** Start **
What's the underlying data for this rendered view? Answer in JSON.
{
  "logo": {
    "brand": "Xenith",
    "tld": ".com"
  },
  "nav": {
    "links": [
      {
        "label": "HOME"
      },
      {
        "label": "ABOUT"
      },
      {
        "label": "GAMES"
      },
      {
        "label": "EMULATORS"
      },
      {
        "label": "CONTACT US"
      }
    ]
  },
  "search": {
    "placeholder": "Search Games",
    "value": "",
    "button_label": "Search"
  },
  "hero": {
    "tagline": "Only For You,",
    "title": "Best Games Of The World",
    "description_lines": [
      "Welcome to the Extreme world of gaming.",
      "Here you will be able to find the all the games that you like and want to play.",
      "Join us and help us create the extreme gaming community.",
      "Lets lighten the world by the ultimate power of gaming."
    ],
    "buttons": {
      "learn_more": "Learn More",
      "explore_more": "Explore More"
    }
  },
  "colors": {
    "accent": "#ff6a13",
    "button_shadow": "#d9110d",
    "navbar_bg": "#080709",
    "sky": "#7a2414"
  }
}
** End **
** Start **
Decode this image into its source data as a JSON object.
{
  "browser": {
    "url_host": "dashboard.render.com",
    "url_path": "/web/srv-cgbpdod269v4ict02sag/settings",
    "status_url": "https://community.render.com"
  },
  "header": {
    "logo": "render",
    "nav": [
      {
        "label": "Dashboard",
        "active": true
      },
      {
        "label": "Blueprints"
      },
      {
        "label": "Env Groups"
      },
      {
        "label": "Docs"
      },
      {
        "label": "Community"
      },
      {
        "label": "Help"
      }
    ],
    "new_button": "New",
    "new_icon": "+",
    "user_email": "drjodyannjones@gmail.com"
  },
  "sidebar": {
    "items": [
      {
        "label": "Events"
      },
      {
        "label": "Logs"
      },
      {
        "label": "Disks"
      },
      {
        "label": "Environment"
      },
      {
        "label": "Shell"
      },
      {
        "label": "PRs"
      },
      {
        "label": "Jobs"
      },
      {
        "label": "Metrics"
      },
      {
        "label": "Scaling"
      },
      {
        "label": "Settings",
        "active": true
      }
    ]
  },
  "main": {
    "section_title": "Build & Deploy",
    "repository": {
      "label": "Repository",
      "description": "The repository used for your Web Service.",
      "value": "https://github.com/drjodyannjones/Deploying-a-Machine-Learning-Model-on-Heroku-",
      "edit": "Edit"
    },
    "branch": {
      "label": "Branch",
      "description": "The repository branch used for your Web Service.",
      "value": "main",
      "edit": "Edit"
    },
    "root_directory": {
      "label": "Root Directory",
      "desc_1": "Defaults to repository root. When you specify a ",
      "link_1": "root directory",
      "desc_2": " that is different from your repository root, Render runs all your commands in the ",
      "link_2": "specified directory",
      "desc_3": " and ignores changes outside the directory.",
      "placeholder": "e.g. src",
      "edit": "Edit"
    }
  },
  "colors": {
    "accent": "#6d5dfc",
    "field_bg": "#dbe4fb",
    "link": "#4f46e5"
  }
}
** End **
** Start **
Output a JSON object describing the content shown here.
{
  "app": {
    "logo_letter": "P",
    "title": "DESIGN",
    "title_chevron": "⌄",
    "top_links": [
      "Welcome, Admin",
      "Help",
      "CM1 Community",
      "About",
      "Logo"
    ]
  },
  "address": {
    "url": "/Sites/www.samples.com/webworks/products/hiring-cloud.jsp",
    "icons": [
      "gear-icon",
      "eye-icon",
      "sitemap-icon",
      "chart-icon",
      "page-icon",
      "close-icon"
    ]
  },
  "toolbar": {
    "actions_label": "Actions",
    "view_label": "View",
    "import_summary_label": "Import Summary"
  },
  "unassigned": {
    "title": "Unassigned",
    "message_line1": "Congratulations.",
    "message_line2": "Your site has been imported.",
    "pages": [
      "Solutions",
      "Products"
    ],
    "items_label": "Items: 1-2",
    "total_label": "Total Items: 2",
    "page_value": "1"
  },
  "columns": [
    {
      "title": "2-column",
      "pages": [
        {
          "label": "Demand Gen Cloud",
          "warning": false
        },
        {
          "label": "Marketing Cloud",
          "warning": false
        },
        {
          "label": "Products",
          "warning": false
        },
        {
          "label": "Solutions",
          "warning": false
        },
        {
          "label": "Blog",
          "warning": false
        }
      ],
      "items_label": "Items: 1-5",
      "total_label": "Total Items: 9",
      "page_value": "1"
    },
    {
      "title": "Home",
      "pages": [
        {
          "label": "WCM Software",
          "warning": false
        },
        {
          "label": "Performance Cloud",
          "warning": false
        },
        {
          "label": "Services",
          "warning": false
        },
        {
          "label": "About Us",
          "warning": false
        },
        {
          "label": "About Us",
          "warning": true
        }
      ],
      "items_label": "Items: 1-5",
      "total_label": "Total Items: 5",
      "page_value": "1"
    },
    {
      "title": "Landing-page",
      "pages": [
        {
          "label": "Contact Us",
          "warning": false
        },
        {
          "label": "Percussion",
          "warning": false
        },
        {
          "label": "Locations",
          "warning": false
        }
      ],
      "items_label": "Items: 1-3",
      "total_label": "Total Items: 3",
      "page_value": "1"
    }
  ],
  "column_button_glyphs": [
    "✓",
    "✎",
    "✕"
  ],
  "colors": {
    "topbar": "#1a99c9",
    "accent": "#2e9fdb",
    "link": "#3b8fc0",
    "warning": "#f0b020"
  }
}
** End **
:: Instructions for the task ::
Examine the records and pull out every line where the string "gaming" occurs.

:: Output of the exercise ::
      "Welcome to the Extreme world of gaming.",
      "Join us and help us create the extreme gaming community.",
      "Lets lighten the world by the ultimate power of gaming."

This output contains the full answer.